§ **Stored records**
BEGIN
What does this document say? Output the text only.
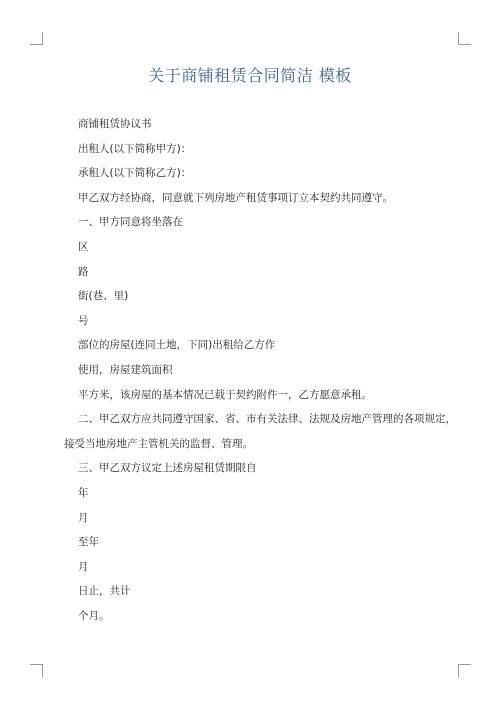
关于商铺租赁合同简洁 模板
商铺租赁协议书
出租人(以下简称甲方)：
承租人(以下简称乙方)：
甲乙双方经协商，同意就下列房地产租赁事项订立本契约共同遵守。
一、甲方同意将坐落在
区
路
街(巷、里)
号
部位的房屋(连同土地，下同)出租给乙方作
使用，房屋建筑面积
平方米，该房屋的基本情况已载于契约附件一，乙方愿意承租。
二、甲乙双方应共同遵守国家、省、市有关法律、法规及房地产管理的各项规定，
接受当地房地产主管机关的监督、管理。
三、甲乙双方议定上述房屋租赁期限自
年
月
至年
月
日止，共计
个月。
END
§ **What is expected**
Each entry should be repeated exactly as it appears; the pictures stay out.

§ **Expected output**
What does this document say? Output the text only.
关于商铺租赁合同简洁 模板
商铺租赁协议书
出租人(以下简称甲方)：
承租人(以下简称乙方)：
甲乙双方经协商，同意就下列房地产租赁事项订立本契约共同遵守。
一、甲方同意将坐落在
区
路
街(巷、里)
号
部位的房屋(连同土地，下同)出租给乙方作
使用，房屋建筑面积
平方米，该房屋的基本情况已载于契约附件一，乙方愿意承租。
二、甲乙双方应共同遵守国家、省、市有关法律、法规及房地产管理的各项规定，
接受当地房地产主管机关的监督、管理。
三、甲乙双方议定上述房屋租赁期限自
年
月
至年
月
日止，共计
个月。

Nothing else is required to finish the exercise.